Stored dataset items
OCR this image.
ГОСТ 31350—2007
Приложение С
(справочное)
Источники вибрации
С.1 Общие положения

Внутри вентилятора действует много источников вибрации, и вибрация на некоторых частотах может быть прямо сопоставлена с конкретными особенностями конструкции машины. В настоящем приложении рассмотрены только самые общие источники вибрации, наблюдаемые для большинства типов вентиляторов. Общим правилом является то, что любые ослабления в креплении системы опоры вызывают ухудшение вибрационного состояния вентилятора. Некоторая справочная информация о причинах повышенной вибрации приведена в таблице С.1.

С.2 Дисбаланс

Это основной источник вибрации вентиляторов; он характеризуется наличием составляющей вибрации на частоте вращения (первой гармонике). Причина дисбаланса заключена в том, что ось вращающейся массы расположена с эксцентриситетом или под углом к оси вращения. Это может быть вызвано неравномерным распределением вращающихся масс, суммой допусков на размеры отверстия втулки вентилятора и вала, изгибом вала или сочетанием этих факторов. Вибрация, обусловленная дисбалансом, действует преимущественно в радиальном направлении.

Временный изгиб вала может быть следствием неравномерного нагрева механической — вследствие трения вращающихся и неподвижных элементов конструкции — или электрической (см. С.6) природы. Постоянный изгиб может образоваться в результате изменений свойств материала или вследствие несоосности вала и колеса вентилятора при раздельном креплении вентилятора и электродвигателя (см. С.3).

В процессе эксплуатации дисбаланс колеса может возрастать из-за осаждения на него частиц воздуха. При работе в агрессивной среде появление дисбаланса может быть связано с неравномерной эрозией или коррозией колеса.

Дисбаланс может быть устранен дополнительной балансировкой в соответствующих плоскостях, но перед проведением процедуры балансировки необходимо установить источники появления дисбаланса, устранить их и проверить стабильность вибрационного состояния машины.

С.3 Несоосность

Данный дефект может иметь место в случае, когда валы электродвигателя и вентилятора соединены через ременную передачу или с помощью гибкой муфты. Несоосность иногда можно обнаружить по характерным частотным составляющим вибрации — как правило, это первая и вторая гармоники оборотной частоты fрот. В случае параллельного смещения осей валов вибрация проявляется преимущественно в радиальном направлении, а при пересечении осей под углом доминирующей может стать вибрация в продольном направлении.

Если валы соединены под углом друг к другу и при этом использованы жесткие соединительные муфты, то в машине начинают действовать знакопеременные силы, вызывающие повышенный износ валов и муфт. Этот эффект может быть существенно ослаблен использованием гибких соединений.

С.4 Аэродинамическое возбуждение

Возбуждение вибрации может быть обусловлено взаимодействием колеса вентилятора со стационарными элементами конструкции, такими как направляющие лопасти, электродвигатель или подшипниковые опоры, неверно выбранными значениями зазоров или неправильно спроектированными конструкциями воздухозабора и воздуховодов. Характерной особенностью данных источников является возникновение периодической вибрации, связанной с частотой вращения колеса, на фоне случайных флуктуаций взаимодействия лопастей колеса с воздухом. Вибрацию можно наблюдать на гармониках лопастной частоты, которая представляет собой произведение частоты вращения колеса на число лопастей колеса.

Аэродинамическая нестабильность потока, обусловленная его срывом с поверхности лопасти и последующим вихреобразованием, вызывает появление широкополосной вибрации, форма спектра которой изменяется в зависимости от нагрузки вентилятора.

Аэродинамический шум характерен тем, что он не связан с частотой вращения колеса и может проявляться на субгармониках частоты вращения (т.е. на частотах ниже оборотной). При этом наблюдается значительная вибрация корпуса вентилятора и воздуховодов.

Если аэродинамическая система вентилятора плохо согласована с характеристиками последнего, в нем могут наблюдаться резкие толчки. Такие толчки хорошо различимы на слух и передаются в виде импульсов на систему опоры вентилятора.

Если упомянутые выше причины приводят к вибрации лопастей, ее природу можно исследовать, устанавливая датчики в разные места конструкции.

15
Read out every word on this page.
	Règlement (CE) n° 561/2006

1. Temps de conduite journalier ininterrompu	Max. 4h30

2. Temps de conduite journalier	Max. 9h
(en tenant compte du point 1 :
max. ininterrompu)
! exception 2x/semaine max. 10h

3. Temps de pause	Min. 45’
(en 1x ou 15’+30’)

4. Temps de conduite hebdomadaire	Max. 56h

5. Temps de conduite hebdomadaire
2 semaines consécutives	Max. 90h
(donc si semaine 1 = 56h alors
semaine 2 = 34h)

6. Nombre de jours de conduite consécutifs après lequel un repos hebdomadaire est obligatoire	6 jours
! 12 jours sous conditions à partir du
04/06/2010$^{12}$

### [Exercise brief]
Give back, unchanged, every line from the one with "Read out every word on this page." to the end of the entries above.

### [Task response]
Read out every word on this page.
	Règlement (CE) n° 561/2006

1. Temps de conduite journalier ininterrompu	Max. 4h30

2. Temps de conduite journalier	Max. 9h
(en tenant compte du point 1 :
max. ininterrompu)
! exception 2x/semaine max. 10h

3. Temps de pause	Min. 45’
(en 1x ou 15’+30’)

4. Temps de conduite hebdomadaire	Max. 56h

5. Temps de conduite hebdomadaire
2 semaines consécutives	Max. 90h
(donc si semaine 1 = 56h alors
semaine 2 = 34h)

6. Nombre de jours de conduite consécutifs après lequel un repos hebdomadaire est obligatoire	6 jours
! 12 jours sous conditions à partir du
04/06/2010$^{12}$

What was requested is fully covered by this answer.